**Written exercise a**
Could you put the rows, from the first row up to and including the line containing "icon: socket hexagon xyxy=(272,1424,373,1513)", into a numbered list, leaving out blank lines?

The 2006 law did not change the 20-yr rule, but necessitated an affidavit, as you have indicated. As I understand the 2006 change, the 1989 law will still apply if the 20-yr inactivity period can still be established. Assuming I am correct, any 20-yr inactivity period would need to have commenced in 1986 or earlier to avoid the affidavit requirement. This may have been what you meant to say in the second to last sentence of your message.
I hope others comment on this, as I am uncertain of the accuracy of my assertion. Happy not to be on the Supreme Court for this decision. Any opinion will create a group of unhappy campers!
BluFlame
I probably should not have used the 1989 date in that sentence. The 1989 law did provide a 20 yr rolling lookback. Basically, any mineral reservation that had 20 years or more of inactivity (no "saving" event) prior to the 2006 revision would have automatically vested back with the surface due to the 1989 statute. You are correct about the 20 year period needing to begin 1986 or earlier to automatically vest back with the surface without the required affidavit that the 2006 version provided for. And yes, no matter how this all shakes out in the courts, one side or the other will end up VERY unhappy. We're talking about millions and millions of dollars involved here and nothing riles people up like $$$ does.
Once the Ohio Supreme Court renders an opinion, can it be appealed to the US Supreme Court? (Cannot believe it could not be appealed) If so, and considering the $$$ involved as you've noted, I cannot imagine that some party to these proceedings would not file the ultimate appeal regardless of the OSC opinion.
BluFlame
While the district court affirmed the original verdict, they take a slightly different take on the DMA. In this case the DMA was used to determine there was a saving event in 1974, that the Reusser party did get to keep their mineral rights. Were any of the other cases using ODMA a result of "any" 20 yr period up to 2006, or a fixed period of time. This ruling invalidates a sliding 20 yr window of time.

**Dataset records**
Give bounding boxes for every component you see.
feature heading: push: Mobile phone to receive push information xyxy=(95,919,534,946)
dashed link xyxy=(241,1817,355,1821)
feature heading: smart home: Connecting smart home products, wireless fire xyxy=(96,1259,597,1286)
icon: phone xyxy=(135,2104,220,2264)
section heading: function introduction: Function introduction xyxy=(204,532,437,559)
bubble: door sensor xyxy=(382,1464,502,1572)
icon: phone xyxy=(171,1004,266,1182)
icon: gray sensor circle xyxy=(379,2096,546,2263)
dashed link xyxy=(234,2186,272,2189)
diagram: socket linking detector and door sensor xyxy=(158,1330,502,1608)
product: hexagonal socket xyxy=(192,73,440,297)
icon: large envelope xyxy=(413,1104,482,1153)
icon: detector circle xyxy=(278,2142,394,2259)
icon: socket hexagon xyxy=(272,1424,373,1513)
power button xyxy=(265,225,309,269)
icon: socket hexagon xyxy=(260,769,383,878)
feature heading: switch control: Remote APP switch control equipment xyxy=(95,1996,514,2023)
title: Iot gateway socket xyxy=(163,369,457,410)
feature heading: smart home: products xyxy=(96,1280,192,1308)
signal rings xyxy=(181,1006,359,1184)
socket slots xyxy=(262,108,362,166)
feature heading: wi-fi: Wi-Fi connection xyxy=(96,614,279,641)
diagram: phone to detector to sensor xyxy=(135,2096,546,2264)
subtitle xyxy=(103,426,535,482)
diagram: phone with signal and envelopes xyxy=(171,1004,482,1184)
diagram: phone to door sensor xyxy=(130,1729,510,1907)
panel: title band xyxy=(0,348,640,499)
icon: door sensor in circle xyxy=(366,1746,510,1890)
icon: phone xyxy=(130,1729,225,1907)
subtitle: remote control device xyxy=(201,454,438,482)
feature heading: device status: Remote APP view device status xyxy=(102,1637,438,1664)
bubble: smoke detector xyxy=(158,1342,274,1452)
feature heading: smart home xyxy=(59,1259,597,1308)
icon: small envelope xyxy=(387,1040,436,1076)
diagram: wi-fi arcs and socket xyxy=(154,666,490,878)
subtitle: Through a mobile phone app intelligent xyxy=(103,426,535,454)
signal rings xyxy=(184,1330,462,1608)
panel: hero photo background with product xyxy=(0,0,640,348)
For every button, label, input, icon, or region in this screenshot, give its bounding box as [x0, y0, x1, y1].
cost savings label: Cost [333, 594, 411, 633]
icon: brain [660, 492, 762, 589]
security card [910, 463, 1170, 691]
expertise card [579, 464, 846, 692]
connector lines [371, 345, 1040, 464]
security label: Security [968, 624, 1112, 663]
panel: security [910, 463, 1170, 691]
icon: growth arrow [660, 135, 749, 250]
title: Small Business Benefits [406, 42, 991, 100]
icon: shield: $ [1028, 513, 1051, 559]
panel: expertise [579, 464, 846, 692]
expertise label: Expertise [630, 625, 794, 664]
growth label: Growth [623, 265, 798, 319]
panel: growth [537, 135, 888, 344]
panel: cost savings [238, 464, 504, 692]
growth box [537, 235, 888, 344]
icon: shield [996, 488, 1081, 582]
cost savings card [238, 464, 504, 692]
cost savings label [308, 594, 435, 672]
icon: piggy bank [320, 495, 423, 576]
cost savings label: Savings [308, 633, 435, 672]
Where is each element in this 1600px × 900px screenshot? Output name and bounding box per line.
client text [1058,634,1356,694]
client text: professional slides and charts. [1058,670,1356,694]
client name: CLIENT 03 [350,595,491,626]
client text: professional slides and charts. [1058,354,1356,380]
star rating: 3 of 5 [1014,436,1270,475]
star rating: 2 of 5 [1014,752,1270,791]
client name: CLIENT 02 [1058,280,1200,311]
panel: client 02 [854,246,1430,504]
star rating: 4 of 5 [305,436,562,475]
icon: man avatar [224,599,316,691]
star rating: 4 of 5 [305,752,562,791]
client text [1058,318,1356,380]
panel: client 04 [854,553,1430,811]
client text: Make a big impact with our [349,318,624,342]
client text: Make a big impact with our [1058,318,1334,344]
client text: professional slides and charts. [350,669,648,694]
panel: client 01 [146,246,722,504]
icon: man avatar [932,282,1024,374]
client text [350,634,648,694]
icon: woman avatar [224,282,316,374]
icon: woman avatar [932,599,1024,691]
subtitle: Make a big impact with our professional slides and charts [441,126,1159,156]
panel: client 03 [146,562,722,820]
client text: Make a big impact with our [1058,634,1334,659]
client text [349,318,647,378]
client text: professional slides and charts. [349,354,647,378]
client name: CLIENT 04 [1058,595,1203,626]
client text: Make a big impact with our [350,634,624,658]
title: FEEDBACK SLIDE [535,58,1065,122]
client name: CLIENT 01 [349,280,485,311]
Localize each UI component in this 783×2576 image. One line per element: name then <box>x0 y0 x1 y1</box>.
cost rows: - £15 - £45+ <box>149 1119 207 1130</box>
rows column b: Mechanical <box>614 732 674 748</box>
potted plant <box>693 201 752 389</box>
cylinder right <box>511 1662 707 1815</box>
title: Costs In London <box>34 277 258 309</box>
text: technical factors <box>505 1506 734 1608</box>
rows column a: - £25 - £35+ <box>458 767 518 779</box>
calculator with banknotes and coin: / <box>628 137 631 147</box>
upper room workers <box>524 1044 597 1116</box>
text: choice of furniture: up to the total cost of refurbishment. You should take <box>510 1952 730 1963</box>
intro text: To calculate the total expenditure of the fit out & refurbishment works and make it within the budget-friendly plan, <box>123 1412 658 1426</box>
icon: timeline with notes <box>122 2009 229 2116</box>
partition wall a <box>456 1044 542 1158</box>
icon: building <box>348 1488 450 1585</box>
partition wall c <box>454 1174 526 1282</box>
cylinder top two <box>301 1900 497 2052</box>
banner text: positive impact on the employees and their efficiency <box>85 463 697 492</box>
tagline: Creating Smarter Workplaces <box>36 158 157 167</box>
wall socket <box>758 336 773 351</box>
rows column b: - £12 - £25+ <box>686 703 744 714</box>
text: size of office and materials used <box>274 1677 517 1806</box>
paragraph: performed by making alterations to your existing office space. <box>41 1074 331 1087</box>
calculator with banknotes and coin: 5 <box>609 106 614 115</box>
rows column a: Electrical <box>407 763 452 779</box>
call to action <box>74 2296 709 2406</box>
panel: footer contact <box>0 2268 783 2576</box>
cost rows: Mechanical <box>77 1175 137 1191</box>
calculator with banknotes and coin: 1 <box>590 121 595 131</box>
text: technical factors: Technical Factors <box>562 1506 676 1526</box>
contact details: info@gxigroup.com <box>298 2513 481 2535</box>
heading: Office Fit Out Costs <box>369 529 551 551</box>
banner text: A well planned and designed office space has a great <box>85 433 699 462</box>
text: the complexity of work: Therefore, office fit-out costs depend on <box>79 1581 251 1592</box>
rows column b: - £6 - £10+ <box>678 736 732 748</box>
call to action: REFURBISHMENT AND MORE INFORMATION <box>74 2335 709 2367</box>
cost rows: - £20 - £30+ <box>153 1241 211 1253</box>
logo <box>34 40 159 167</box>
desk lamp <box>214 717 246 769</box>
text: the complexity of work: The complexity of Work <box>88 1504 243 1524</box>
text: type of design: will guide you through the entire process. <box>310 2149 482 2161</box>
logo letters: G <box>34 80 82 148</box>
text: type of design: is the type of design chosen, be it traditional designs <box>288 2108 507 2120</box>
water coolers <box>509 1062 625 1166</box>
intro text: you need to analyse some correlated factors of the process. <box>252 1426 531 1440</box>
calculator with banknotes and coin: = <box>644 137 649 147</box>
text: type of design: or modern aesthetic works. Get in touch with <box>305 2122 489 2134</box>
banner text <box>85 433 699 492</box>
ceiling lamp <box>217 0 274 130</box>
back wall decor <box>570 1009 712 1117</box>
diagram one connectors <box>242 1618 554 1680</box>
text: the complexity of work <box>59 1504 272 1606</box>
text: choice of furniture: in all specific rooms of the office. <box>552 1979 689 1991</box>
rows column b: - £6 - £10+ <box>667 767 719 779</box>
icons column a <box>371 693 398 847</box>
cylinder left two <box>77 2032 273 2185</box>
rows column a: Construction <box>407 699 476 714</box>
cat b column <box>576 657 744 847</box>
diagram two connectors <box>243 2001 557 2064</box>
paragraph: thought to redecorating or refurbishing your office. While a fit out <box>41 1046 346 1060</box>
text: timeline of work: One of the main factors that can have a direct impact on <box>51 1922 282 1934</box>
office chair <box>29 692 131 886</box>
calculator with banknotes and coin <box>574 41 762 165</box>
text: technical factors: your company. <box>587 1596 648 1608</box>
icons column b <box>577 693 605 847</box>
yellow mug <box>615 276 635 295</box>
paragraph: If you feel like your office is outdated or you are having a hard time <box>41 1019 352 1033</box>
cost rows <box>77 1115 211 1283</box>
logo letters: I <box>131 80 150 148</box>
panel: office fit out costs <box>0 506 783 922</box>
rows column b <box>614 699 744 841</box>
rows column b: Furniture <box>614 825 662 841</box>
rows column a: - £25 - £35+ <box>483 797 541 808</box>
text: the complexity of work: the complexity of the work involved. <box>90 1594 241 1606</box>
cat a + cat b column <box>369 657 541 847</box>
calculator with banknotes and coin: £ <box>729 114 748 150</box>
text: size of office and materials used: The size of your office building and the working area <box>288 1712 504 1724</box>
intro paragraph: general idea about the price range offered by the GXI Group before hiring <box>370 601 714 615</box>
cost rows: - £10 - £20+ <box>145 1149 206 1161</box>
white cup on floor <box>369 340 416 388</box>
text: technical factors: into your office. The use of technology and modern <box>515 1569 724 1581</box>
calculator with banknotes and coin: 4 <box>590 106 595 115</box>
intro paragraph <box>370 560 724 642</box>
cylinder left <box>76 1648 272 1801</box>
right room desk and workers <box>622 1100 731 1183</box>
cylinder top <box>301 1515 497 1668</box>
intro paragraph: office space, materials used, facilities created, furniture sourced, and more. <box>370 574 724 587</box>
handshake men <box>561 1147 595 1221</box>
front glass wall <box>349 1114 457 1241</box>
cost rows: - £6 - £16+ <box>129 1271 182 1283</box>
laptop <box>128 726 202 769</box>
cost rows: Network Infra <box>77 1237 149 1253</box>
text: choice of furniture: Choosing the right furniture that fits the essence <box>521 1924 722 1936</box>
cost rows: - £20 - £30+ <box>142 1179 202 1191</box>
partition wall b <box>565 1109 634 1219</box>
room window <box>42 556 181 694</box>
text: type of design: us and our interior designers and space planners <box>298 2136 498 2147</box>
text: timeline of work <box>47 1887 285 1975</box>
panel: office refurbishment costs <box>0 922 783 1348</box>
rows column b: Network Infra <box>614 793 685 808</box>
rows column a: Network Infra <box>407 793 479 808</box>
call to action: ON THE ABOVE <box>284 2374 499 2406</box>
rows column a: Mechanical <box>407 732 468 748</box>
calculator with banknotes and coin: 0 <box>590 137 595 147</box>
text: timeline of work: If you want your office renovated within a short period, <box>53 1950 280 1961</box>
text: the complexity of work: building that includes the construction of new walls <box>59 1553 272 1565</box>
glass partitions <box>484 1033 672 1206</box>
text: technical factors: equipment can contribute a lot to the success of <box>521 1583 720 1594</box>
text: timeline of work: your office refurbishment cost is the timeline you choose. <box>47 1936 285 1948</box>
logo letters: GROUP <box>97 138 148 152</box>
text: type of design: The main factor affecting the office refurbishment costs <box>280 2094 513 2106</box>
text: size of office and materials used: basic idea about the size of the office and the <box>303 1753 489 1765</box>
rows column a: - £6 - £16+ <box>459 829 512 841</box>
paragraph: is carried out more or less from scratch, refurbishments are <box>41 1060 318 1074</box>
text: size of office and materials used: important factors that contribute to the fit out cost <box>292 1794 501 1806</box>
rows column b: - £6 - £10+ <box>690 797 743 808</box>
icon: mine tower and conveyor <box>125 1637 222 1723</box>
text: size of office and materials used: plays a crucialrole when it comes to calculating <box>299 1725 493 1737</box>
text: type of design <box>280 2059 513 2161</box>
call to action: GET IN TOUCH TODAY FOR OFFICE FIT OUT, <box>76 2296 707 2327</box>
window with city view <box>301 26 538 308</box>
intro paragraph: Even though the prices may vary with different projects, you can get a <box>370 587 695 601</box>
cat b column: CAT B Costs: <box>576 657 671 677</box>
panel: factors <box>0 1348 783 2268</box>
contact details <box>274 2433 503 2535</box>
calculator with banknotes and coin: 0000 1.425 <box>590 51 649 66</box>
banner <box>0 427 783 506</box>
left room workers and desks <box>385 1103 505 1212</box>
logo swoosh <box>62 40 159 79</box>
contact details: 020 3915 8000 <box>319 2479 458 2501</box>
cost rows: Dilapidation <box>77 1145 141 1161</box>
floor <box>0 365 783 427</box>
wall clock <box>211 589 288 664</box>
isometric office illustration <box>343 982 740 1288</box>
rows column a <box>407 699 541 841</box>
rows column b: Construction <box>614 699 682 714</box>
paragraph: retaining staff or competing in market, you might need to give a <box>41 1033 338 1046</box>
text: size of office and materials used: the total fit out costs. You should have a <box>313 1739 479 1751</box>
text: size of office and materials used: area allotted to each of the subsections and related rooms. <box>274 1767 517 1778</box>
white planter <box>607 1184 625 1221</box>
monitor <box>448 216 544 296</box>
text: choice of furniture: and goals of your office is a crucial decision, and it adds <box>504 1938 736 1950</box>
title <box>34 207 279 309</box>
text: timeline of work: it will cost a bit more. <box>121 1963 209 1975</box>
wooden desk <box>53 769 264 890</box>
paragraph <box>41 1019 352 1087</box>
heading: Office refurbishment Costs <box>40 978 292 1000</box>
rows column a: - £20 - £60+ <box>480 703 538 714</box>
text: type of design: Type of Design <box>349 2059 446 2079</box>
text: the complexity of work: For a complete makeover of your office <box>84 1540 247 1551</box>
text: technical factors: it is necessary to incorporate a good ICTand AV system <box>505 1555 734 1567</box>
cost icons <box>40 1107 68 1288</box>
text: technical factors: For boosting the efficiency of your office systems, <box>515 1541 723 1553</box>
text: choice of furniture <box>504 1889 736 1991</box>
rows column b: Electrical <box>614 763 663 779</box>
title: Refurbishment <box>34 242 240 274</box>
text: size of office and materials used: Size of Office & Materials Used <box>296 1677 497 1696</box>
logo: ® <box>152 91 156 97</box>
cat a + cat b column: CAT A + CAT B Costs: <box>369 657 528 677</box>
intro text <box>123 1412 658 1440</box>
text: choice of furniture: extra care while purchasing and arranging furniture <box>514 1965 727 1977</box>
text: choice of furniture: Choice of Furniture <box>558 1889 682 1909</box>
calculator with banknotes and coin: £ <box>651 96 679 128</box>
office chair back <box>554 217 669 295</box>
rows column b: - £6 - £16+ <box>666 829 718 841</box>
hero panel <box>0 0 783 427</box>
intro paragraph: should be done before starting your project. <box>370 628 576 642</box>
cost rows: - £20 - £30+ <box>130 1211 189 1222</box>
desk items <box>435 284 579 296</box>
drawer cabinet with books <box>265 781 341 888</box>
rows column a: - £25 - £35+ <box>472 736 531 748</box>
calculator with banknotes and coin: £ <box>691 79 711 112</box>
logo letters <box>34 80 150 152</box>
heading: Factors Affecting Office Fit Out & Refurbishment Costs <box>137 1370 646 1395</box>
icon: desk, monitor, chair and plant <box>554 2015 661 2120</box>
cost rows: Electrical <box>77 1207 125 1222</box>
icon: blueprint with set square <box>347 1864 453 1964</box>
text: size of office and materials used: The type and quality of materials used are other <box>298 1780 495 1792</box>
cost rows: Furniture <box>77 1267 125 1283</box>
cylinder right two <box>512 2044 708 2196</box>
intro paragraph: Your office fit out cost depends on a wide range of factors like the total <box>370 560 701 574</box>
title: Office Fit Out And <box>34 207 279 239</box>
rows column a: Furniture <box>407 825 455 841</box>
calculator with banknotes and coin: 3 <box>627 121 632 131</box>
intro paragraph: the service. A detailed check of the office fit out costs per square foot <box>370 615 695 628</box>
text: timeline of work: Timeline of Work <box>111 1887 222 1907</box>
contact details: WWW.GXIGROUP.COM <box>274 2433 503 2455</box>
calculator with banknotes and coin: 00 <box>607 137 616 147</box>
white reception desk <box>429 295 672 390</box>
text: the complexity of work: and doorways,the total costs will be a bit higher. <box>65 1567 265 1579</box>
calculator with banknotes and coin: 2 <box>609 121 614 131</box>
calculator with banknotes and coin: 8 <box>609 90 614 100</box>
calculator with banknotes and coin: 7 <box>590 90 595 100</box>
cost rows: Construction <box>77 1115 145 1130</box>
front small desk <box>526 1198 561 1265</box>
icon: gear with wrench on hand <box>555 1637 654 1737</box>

**Written exercise b**
How would you translate this sentence from the mineral rights discussion into French: "The 1989 law did provide a 20 yr rolling lookback."?

**Full answer a**
1. Give bounding boxes for every component you see.
2. feature heading: push: Mobile phone to receive push information xyxy=(95,919,534,946)
3. dashed link xyxy=(241,1817,355,1821)
4. feature heading: smart home: Connecting smart home products, wireless fire xyxy=(96,1259,597,1286)
5. icon: phone xyxy=(135,2104,220,2264)
6. section heading: function introduction: Function introduction xyxy=(204,532,437,559)
7. bubble: door sensor xyxy=(382,1464,502,1572)
8. icon: phone xyxy=(171,1004,266,1182)
9. icon: gray sensor circle xyxy=(379,2096,546,2263)
10. dashed link xyxy=(234,2186,272,2189)
11. diagram: socket linking detector and door sensor xyxy=(158,1330,502,1608)
12. product: hexagonal socket xyxy=(192,73,440,297)
13. icon: large envelope xyxy=(413,1104,482,1153)
14. icon: detector circle xyxy=(278,2142,394,2259)
15. icon: socket hexagon xyxy=(272,1424,373,1513)

**Full answer b**
La loi de 1989 prévoyait bien une période rétrospective glissante de 20 ans.